» Aim A
Can you reproduce, word for word, everything in the forum reply about handling many PDF music sheets from "But its title" down to "a gui console."?
» Aim B
Could you transcribe every line of the records exactly, from the line that contains "Localize each UI" down to the line that contains "cell-r2-p2-c3: 1:00 bbox=[400, 332, 448, 360]", with both of those lines included?

Re: [LAU] How to handle large amount of pdf files (music sheets) for collaborative usage

3 Apr 2010

PDFsam -- PDF Split-And-Merge is a handy open-source tool. (
http://www.pdfsam.org/)
But its title is its featureset, for the most part. It allows you to reorder
PDFs, pull pages out, add pages in, rotate pages 90, 180, 270 degrees, etc.
Command-line driven but there's also a gui console.
It's got a windows installer, but should run anywhere Java is available.
Sounds like on top of the scanning and organizing solution, you need to
figure out some OCR application to extract metadata from each of the PDFs in
a large-scale way.
If you're planning to put these out for public consumption, you can use
Google to assist you in your scanning and indexing:
http://www.labnol.org/software/convert-scanned-pdf-images-to-text-with-goog…
Alternatively, the open-source OCR world is getting better fast. Check out
OCRopus (http://en.wikipedia.org/wiki/OCRopus) -- it's a linux-based
command-line OCR tool. You should be able to incorporate this into a
workflow, it'll spit out what it thinks your PDF says in htmlish (specified
here: http://docs.google.com/View?docid=dfxcv4vc_67g844kf).

» Working data
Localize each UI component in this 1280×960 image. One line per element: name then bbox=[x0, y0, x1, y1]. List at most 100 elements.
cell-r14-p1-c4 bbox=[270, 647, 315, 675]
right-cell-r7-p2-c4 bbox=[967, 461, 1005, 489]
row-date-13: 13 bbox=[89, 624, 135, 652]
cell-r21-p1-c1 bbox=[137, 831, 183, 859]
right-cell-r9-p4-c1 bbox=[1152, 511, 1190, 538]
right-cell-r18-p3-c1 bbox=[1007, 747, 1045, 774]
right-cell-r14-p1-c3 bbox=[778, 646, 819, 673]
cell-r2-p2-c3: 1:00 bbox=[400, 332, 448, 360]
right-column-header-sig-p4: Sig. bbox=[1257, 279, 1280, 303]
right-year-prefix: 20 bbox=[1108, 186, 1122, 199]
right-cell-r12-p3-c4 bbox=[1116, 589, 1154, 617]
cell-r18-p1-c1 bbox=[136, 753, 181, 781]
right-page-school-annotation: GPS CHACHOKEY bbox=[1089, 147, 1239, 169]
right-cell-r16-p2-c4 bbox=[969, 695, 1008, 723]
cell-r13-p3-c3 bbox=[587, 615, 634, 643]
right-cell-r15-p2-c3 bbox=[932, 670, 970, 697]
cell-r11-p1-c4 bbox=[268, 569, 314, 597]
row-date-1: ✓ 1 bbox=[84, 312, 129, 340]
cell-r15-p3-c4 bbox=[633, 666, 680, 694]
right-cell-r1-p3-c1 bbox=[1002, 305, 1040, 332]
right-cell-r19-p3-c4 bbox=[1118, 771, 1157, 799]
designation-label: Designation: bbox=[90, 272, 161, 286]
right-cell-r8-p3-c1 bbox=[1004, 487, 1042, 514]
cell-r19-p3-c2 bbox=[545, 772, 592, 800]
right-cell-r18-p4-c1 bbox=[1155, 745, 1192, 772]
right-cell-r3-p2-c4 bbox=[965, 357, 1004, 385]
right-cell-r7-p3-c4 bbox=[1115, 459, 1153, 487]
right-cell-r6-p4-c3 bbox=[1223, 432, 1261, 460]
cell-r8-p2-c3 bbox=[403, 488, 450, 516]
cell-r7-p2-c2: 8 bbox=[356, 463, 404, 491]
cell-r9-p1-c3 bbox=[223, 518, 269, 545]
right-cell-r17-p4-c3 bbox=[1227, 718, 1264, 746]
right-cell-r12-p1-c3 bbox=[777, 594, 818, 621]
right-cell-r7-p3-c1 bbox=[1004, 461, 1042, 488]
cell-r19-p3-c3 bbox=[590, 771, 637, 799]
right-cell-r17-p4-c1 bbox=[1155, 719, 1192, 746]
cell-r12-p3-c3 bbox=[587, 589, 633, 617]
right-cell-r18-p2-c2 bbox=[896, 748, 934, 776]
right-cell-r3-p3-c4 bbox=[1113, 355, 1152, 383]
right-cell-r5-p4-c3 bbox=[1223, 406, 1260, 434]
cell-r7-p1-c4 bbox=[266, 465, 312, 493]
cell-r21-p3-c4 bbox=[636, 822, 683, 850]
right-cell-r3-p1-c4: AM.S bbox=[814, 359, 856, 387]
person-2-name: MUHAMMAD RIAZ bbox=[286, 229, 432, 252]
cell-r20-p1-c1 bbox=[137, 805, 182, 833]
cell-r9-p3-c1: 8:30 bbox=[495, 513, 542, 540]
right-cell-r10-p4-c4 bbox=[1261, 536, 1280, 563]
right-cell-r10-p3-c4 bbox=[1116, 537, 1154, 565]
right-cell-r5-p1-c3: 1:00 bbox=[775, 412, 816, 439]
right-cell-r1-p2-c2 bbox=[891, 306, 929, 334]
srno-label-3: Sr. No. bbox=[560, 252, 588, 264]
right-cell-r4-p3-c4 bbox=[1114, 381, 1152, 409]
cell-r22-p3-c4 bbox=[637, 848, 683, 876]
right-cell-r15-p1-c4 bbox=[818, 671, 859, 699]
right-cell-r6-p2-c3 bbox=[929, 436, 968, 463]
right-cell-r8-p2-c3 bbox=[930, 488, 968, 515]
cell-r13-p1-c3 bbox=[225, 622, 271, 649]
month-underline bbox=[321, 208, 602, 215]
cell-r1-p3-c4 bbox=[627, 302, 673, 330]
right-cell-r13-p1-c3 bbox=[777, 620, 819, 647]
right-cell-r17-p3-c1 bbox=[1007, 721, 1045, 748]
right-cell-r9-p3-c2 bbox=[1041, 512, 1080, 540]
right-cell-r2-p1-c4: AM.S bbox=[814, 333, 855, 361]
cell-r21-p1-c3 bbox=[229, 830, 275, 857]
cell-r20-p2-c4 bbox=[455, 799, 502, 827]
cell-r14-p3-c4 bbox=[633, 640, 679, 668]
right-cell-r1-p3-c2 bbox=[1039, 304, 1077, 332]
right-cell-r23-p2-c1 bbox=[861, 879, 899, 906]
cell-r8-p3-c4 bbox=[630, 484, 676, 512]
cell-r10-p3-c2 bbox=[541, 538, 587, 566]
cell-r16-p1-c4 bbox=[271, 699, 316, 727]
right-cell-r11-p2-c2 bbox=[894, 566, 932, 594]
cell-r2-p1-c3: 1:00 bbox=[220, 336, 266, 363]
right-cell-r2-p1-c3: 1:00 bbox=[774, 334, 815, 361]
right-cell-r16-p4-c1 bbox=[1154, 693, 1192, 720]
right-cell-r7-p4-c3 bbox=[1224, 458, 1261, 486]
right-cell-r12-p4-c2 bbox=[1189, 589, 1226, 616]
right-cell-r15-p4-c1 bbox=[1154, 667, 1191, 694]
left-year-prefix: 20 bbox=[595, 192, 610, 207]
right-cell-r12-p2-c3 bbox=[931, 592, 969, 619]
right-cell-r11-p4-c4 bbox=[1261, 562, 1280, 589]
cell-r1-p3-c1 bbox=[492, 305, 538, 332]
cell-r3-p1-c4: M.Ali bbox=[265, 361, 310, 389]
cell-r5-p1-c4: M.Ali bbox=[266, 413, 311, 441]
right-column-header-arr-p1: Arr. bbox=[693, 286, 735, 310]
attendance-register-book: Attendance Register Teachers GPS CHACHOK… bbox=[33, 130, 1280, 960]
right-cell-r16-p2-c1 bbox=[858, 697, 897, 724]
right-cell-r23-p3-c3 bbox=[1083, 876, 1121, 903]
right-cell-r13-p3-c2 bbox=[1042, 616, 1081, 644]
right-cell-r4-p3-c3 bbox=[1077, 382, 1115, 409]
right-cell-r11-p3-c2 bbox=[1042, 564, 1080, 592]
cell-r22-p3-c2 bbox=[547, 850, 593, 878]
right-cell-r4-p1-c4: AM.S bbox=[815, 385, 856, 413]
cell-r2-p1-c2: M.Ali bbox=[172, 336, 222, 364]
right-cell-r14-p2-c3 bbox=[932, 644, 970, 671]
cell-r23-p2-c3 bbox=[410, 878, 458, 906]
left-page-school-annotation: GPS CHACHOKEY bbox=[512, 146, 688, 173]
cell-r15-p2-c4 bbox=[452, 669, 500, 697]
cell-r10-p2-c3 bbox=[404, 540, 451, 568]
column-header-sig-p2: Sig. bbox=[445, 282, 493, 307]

--

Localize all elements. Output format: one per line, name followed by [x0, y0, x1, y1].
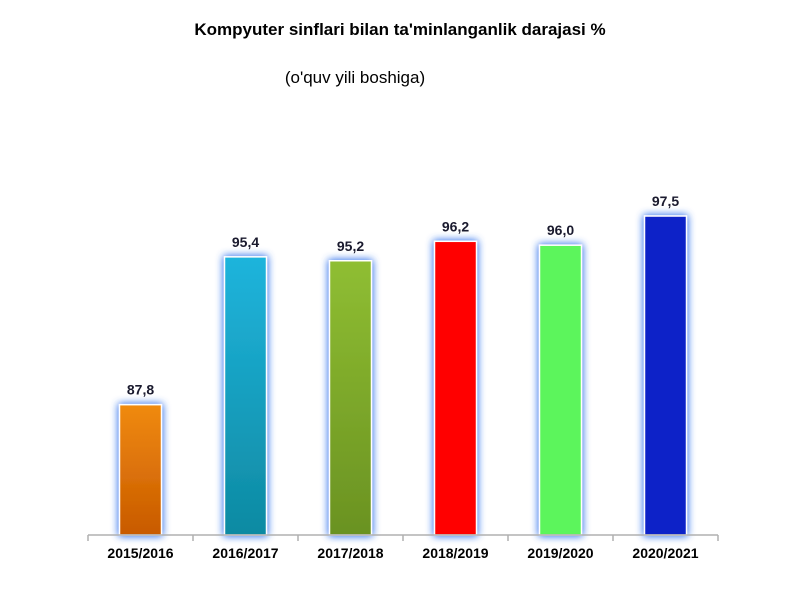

» Exercise answer A
But its title is its featureset, for the most part. It allows you to reorder
PDFs, pull pages out, add pages in, rotate pages 90, 180, 270 degrees, etc.
Command-line driven but there's also a gui console.

» Exercise answer B
Localize each UI component in this 1280×960 image. One line per element: name then bbox=[x0, y0, x1, y1]. List at most 100 elements.
cell-r14-p1-c4 bbox=[270, 647, 315, 675]
right-cell-r7-p2-c4 bbox=[967, 461, 1005, 489]
row-date-13: 13 bbox=[89, 624, 135, 652]
cell-r21-p1-c1 bbox=[137, 831, 183, 859]
right-cell-r9-p4-c1 bbox=[1152, 511, 1190, 538]
right-cell-r18-p3-c1 bbox=[1007, 747, 1045, 774]
right-cell-r14-p1-c3 bbox=[778, 646, 819, 673]
cell-r2-p2-c3: 1:00 bbox=[400, 332, 448, 360]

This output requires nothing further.